-- start of Records for this exercise --
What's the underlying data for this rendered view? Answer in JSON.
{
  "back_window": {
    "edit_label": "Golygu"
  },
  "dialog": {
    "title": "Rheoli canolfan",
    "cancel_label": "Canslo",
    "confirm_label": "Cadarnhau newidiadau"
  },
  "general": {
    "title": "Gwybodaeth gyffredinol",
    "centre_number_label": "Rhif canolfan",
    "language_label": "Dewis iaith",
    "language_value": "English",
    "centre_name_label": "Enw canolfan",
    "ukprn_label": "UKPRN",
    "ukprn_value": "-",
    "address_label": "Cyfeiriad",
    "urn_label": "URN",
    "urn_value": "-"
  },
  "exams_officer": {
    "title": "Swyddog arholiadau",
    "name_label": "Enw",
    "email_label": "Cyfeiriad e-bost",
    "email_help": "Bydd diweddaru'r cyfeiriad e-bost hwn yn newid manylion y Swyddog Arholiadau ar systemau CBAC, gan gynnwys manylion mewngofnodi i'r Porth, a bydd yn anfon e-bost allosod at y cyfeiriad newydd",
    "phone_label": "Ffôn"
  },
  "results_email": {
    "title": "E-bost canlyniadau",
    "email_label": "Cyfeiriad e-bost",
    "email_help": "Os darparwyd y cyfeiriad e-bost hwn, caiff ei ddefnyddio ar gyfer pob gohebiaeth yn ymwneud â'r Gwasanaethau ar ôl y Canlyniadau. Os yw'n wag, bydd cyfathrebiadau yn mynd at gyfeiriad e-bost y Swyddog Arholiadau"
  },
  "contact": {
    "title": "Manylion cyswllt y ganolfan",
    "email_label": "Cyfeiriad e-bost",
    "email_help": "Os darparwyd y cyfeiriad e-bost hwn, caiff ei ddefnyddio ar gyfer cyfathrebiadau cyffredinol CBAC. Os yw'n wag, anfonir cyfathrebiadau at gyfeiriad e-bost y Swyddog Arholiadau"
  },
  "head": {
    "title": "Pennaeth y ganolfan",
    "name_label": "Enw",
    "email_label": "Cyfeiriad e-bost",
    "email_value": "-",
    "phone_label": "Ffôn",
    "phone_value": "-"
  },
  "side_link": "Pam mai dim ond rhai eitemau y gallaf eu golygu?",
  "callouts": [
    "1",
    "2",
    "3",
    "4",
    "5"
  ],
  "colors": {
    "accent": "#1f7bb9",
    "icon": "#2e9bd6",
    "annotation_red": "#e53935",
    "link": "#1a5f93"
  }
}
-- end of Records for this exercise --
### Task description
Transcribe all lines as written.

### Problem solution
What's the underlying data for this rendered view? Answer in JSON.
{
  "back_window": {
    "edit_label": "Golygu"
  },
  "dialog": {
    "title": "Rheoli canolfan",
    "cancel_label": "Canslo",
    "confirm_label": "Cadarnhau newidiadau"
  },
  "general": {
    "title": "Gwybodaeth gyffredinol",
    "centre_number_label": "Rhif canolfan",
    "language_label": "Dewis iaith",
    "language_value": "English",
    "centre_name_label": "Enw canolfan",
    "ukprn_label": "UKPRN",
    "ukprn_value": "-",
    "address_label": "Cyfeiriad",
    "urn_label": "URN",
    "urn_value": "-"
  },
  "exams_officer": {
    "title": "Swyddog arholiadau",
    "name_label": "Enw",
    "email_label": "Cyfeiriad e-bost",
    "email_help": "Bydd diweddaru'r cyfeiriad e-bost hwn yn newid manylion y Swyddog Arholiadau ar systemau CBAC, gan gynnwys manylion mewngofnodi i'r Porth, a bydd yn anfon e-bost allosod at y cyfeiriad newydd",
    "phone_label": "Ffôn"
  },
  "results_email": {
    "title": "E-bost canlyniadau",
    "email_label": "Cyfeiriad e-bost",
    "email_help": "Os darparwyd y cyfeiriad e-bost hwn, caiff ei ddefnyddio ar gyfer pob gohebiaeth yn ymwneud â'r Gwasanaethau ar ôl y Canlyniadau. Os yw'n wag, bydd cyfathrebiadau yn mynd at gyfeiriad e-bost y Swyddog Arholiadau"
  },
  "contact": {
    "title": "Manylion cyswllt y ganolfan",
    "email_label": "Cyfeiriad e-bost",
    "email_help": "Os darparwyd y cyfeiriad e-bost hwn, caiff ei ddefnyddio ar gyfer cyfathrebiadau cyffredinol CBAC. Os yw'n wag, anfonir cyfathrebiadau at gyfeiriad e-bost y Swyddog Arholiadau"
  },
  "head": {
    "title": "Pennaeth y ganolfan",
    "name_label": "Enw",
    "email_label": "Cyfeiriad e-bost",
    "email_value": "-",
    "phone_label": "Ffôn",
    "phone_value": "-"
  },
  "side_link": "Pam mai dim ond rhai eitemau y gallaf eu golygu?",
  "callouts": [
    "1",
    "2",
    "3",
    "4",
    "5"
  ],
  "colors": {
    "accent": "#1f7bb9",
    "icon": "#2e9bd6",
    "annotation_red": "#e53935",
    "link": "#1a5f93"
  }
}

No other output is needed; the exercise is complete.